(Dataset entries)
* * * *

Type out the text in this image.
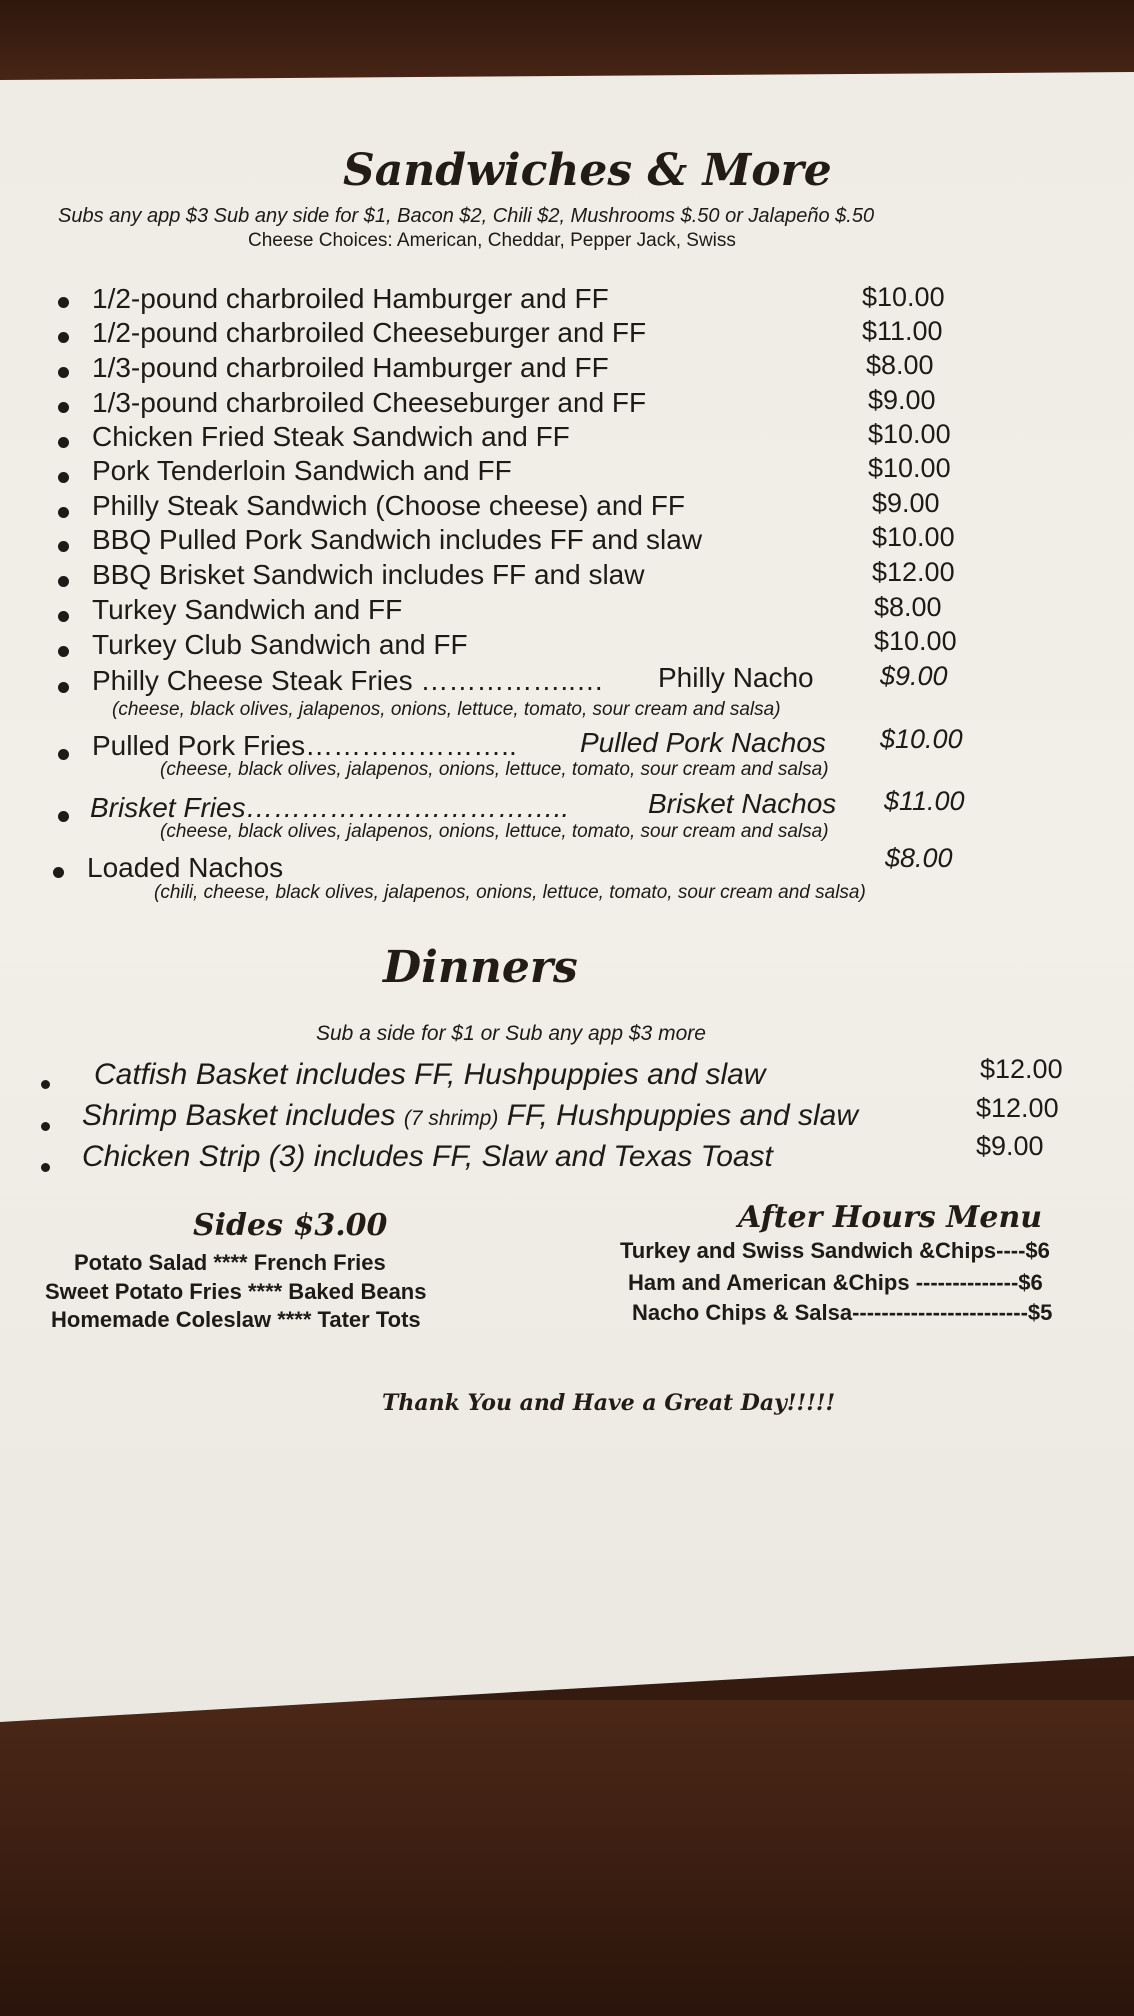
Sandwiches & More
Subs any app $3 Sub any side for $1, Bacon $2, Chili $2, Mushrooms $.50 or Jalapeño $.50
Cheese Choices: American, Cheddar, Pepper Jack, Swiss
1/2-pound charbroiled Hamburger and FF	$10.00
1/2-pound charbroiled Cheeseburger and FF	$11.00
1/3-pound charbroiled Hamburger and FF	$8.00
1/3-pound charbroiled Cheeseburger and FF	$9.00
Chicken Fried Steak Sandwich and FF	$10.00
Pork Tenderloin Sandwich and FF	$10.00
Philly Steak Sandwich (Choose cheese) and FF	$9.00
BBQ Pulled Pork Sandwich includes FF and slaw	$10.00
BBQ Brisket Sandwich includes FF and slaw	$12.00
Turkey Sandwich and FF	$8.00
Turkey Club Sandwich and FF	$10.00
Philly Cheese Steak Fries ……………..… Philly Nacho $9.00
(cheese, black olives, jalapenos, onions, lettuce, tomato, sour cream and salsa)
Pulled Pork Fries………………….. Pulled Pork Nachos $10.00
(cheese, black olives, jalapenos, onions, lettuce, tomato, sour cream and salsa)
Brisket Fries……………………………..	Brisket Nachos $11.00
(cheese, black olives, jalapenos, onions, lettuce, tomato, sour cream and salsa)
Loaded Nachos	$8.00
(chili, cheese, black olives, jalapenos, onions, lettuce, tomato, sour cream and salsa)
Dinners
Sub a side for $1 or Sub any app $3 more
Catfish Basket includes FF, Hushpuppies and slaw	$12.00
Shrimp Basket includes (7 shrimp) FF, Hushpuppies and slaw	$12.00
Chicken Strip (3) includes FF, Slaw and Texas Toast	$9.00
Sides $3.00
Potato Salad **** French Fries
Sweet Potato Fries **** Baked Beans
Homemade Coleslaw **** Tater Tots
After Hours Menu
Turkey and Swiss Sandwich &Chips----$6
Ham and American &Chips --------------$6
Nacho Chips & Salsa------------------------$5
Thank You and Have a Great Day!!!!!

* * * *

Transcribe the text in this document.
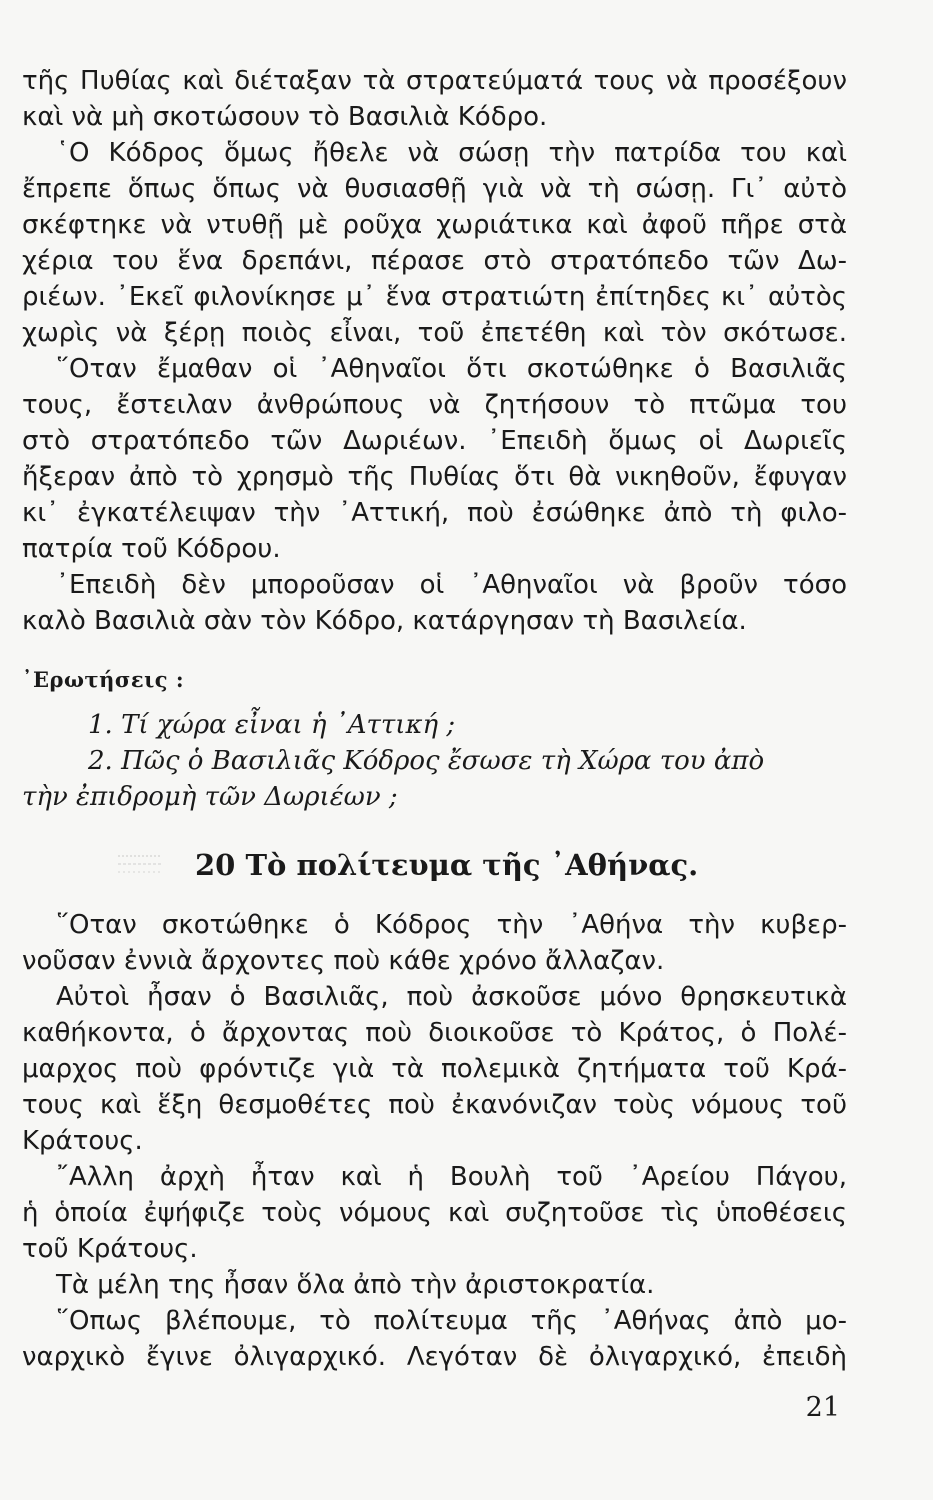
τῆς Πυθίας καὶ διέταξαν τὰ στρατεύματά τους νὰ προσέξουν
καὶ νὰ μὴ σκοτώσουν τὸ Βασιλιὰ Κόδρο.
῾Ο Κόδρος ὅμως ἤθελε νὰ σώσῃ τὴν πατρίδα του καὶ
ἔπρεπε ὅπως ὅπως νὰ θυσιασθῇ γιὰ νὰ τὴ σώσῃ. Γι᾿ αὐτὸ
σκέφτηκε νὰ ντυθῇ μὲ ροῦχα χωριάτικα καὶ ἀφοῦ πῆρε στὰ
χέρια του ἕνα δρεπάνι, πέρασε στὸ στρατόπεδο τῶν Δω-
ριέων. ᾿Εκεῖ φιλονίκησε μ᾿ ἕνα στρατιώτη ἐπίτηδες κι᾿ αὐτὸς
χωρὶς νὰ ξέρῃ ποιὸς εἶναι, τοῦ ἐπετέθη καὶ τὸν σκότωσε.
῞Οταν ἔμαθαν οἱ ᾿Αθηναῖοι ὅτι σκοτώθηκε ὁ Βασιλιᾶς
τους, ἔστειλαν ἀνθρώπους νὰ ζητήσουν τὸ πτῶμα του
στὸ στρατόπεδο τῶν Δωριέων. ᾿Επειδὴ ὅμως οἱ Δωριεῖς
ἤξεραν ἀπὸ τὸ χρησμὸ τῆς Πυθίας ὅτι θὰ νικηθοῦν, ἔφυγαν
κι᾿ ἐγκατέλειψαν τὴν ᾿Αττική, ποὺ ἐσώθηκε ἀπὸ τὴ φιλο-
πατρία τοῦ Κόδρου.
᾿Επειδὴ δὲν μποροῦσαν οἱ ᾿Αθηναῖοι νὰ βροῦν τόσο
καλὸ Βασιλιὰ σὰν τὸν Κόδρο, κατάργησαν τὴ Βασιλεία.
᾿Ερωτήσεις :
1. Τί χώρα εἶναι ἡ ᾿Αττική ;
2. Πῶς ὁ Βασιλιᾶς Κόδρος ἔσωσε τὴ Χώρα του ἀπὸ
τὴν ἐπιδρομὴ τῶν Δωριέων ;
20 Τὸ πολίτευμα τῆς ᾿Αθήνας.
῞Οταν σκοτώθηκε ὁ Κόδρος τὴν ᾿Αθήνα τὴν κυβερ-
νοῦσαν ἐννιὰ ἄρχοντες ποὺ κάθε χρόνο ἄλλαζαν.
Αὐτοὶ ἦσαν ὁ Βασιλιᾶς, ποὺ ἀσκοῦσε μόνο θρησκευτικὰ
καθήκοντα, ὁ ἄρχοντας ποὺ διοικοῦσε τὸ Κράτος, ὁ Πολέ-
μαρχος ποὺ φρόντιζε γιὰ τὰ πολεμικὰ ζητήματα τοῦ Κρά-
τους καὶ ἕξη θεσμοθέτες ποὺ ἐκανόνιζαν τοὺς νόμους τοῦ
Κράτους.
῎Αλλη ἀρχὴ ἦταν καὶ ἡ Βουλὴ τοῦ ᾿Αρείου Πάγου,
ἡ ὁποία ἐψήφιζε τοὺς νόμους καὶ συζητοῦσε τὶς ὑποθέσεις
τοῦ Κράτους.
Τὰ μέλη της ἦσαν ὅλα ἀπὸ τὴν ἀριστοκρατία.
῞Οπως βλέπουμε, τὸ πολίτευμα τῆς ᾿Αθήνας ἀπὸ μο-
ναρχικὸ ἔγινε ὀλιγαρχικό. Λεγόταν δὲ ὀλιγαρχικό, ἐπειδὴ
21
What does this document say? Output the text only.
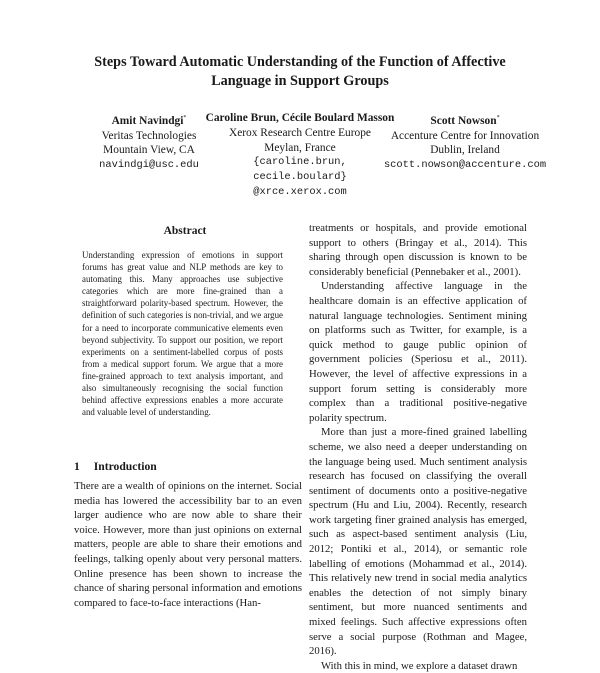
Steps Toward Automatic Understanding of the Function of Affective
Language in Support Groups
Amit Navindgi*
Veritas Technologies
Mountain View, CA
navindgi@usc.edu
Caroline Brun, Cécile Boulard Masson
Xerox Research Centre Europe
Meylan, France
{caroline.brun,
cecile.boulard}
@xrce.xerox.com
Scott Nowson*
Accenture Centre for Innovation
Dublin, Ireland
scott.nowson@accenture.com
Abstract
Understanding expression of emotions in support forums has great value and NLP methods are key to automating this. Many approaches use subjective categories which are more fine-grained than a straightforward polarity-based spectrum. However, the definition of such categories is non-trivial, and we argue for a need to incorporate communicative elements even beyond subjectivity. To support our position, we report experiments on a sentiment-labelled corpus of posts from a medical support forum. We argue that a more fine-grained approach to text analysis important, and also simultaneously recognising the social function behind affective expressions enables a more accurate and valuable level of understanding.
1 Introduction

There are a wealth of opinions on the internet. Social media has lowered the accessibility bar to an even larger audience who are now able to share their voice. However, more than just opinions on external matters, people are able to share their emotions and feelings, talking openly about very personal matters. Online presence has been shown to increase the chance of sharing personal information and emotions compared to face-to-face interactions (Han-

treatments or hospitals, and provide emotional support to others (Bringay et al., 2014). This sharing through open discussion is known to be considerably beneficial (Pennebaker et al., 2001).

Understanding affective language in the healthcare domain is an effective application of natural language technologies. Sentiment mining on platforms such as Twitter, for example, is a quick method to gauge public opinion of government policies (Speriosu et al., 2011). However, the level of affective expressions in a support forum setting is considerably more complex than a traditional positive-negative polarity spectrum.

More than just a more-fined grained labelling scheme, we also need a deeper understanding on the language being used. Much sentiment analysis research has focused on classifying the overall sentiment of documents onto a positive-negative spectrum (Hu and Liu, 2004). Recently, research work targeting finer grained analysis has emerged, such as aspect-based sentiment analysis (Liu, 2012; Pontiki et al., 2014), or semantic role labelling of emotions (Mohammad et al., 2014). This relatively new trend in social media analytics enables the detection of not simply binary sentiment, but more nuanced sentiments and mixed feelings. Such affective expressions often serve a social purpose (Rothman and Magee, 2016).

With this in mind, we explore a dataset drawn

* * * *

- [What is required]
Say how many lines hold the word "ὅμως", giving the number and nothing else.

- [Response to this exercise]
2